Aim -
Gather, from the data below, each line in which the word "Strategies" occurs.

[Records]
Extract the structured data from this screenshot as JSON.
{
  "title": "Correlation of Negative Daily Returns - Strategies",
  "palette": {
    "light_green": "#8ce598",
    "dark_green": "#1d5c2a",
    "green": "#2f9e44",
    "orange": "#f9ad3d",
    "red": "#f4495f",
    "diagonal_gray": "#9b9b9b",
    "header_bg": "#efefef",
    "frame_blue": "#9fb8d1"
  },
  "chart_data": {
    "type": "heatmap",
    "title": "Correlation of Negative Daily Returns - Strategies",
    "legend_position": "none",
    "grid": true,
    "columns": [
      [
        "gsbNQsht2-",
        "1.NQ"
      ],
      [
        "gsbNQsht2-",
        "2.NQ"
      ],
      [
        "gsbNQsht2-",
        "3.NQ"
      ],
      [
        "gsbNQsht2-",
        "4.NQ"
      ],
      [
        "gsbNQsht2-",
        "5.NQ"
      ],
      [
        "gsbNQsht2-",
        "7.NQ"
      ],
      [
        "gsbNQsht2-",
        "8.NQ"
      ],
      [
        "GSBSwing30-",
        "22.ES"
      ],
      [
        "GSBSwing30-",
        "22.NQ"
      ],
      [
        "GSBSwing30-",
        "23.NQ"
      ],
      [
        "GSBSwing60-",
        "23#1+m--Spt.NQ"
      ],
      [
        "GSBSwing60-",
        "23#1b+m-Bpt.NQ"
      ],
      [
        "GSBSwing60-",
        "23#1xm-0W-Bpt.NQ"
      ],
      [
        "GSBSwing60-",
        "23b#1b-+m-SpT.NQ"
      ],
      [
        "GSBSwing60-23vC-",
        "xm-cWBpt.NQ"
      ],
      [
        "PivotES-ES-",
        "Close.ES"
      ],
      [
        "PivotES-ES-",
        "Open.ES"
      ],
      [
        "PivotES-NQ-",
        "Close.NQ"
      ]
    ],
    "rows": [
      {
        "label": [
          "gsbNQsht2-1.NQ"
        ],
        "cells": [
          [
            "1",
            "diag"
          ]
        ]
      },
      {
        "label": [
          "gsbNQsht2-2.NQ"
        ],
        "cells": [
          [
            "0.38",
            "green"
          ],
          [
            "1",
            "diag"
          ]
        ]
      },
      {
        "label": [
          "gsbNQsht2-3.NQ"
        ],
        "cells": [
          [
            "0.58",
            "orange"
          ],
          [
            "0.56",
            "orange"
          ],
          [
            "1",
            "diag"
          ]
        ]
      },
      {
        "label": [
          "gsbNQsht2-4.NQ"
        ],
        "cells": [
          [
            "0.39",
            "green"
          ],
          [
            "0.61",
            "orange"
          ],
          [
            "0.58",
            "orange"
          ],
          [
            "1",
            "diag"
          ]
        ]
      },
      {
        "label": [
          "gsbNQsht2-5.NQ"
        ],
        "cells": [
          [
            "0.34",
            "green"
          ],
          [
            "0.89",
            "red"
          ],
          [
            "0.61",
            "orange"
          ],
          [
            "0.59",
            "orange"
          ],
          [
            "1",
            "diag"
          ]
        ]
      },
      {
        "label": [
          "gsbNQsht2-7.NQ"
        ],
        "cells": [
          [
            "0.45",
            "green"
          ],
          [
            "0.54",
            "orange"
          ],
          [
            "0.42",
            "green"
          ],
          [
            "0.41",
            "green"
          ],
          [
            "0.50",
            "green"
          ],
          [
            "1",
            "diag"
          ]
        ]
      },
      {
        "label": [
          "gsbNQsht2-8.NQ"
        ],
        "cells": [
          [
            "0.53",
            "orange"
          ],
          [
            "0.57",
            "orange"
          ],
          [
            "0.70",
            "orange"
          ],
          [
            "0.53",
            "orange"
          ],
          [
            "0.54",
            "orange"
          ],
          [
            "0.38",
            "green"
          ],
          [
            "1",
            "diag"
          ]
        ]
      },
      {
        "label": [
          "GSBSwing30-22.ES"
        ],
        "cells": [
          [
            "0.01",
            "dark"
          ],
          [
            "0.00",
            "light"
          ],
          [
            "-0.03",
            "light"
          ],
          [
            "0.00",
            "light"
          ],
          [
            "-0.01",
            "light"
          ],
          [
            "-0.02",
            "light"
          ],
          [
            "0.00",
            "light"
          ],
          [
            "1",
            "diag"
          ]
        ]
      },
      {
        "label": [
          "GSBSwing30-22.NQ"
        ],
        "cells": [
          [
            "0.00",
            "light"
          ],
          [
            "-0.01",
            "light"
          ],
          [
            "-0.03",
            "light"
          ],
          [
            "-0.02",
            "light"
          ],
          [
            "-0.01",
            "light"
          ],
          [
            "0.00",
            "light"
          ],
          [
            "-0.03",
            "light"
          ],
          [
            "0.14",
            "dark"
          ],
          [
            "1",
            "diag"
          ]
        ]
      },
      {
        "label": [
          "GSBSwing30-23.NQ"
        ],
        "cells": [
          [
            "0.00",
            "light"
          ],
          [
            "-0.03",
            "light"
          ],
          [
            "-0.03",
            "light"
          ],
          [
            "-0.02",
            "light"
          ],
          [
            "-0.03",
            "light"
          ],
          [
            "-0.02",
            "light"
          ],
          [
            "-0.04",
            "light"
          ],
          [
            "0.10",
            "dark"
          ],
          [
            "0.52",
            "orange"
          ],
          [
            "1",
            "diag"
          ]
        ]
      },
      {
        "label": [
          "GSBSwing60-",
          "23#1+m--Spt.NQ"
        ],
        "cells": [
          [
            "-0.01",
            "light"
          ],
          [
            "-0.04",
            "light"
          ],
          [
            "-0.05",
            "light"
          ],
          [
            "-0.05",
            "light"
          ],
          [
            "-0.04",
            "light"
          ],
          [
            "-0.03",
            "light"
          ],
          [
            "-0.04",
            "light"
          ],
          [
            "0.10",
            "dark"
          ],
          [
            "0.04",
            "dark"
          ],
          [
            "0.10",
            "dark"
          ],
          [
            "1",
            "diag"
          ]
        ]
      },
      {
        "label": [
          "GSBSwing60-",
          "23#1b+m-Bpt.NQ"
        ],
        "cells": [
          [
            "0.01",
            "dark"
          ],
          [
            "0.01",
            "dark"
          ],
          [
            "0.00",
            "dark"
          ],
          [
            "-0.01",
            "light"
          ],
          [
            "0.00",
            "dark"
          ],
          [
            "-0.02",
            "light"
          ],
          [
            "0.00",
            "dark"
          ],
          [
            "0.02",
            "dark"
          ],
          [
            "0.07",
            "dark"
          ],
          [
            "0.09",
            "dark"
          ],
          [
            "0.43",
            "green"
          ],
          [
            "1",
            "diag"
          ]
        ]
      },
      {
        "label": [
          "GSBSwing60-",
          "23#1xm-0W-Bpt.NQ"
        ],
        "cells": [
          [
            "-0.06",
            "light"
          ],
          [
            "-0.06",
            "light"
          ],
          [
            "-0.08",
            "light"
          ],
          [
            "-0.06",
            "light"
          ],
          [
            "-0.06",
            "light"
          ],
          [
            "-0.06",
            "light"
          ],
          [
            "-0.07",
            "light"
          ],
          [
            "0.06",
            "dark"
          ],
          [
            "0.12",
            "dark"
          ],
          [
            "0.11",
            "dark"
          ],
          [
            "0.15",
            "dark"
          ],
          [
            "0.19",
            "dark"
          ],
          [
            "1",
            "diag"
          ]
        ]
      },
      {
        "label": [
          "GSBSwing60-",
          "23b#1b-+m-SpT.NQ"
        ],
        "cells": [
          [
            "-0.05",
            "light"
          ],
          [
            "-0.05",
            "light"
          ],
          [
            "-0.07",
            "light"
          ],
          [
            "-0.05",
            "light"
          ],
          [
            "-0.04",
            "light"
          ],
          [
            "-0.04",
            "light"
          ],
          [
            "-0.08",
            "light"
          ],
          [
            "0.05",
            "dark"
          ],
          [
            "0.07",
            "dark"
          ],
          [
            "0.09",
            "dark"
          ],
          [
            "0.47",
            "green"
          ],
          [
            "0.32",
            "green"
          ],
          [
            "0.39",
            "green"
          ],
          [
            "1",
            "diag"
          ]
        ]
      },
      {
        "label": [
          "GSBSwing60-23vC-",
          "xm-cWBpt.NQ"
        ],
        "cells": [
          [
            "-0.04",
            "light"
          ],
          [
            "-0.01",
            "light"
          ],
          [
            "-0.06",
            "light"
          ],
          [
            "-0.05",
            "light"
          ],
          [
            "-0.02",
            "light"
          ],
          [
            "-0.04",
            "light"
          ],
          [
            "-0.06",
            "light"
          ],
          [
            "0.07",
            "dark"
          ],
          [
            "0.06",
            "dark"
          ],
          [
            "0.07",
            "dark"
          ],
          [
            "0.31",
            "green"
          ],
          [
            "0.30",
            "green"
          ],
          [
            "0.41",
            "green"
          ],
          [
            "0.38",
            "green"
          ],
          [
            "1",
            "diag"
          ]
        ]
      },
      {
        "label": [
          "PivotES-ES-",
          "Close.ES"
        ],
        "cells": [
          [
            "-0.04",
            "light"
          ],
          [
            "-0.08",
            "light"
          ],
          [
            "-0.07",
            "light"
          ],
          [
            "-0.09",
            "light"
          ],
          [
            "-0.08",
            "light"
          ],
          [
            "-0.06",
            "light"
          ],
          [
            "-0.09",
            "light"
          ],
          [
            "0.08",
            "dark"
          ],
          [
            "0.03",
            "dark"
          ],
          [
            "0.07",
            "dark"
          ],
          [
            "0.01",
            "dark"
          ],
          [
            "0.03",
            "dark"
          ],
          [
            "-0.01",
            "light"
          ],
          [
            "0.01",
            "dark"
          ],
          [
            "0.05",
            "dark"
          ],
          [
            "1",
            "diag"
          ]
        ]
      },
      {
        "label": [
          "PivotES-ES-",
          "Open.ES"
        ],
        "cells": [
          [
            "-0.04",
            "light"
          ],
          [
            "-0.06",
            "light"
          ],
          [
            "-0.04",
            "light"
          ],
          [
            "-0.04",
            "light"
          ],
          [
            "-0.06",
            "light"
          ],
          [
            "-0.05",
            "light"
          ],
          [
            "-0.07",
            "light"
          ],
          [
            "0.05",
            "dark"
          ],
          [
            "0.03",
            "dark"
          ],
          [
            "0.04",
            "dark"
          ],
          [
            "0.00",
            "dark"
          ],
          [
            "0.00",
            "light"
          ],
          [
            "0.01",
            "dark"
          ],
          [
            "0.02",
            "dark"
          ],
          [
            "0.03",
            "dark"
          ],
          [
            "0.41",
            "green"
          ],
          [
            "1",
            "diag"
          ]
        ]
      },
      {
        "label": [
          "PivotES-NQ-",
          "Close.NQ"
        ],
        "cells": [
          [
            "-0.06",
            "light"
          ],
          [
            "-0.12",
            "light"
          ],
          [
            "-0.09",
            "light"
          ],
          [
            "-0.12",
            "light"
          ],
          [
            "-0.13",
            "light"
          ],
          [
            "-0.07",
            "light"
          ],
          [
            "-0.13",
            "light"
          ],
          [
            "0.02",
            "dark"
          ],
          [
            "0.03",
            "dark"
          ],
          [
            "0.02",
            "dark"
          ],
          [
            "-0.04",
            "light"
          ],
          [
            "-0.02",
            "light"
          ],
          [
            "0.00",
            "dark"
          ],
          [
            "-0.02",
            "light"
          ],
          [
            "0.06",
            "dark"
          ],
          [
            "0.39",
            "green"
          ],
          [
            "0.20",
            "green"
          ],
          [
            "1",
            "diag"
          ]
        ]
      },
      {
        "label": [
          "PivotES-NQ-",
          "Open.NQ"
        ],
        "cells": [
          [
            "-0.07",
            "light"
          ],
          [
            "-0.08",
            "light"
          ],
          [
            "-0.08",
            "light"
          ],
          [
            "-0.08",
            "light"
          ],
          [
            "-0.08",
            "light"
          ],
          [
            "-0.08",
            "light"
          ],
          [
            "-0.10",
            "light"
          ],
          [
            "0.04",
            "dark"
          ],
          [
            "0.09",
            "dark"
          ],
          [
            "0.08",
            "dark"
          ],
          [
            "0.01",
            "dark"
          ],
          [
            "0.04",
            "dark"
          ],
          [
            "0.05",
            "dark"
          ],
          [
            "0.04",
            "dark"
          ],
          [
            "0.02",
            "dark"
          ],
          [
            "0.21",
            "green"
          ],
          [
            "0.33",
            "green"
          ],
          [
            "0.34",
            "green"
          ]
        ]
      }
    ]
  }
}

Task answer -
  "title": "Correlation of Negative Daily Returns - Strategies",
    "title": "Correlation of Negative Daily Returns - Strategies",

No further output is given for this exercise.